Your goal. Provide the number of lines containing the word "count", and nothing else.
══ Given entries ══
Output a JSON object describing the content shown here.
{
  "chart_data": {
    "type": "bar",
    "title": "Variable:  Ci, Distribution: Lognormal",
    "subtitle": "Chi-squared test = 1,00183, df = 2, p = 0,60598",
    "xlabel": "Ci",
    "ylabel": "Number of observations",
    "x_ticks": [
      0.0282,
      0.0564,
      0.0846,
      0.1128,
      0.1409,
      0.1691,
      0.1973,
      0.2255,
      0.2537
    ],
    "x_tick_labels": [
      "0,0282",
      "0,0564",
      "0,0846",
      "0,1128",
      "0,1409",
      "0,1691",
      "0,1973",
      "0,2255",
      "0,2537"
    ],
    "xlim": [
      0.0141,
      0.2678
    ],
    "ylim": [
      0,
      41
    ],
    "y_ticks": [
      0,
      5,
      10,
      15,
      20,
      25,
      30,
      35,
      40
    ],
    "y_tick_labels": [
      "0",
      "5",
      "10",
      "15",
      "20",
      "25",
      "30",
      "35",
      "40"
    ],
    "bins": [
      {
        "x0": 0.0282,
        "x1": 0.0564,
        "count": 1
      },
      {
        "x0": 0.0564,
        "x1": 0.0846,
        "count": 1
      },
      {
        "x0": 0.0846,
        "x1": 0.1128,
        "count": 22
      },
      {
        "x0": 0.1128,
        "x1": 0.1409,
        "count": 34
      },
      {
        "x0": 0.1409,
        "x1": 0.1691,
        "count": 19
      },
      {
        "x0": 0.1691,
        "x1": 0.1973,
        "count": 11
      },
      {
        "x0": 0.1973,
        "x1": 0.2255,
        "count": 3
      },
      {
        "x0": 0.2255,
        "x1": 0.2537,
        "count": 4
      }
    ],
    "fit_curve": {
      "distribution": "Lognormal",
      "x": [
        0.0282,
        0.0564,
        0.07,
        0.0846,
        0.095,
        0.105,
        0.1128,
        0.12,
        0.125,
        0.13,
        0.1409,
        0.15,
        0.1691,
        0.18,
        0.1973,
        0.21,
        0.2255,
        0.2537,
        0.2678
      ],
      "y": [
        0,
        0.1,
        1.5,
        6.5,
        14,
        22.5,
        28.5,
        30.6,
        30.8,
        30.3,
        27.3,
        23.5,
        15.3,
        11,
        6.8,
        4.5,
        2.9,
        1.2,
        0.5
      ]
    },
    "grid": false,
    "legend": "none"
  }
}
═══
Reply. 8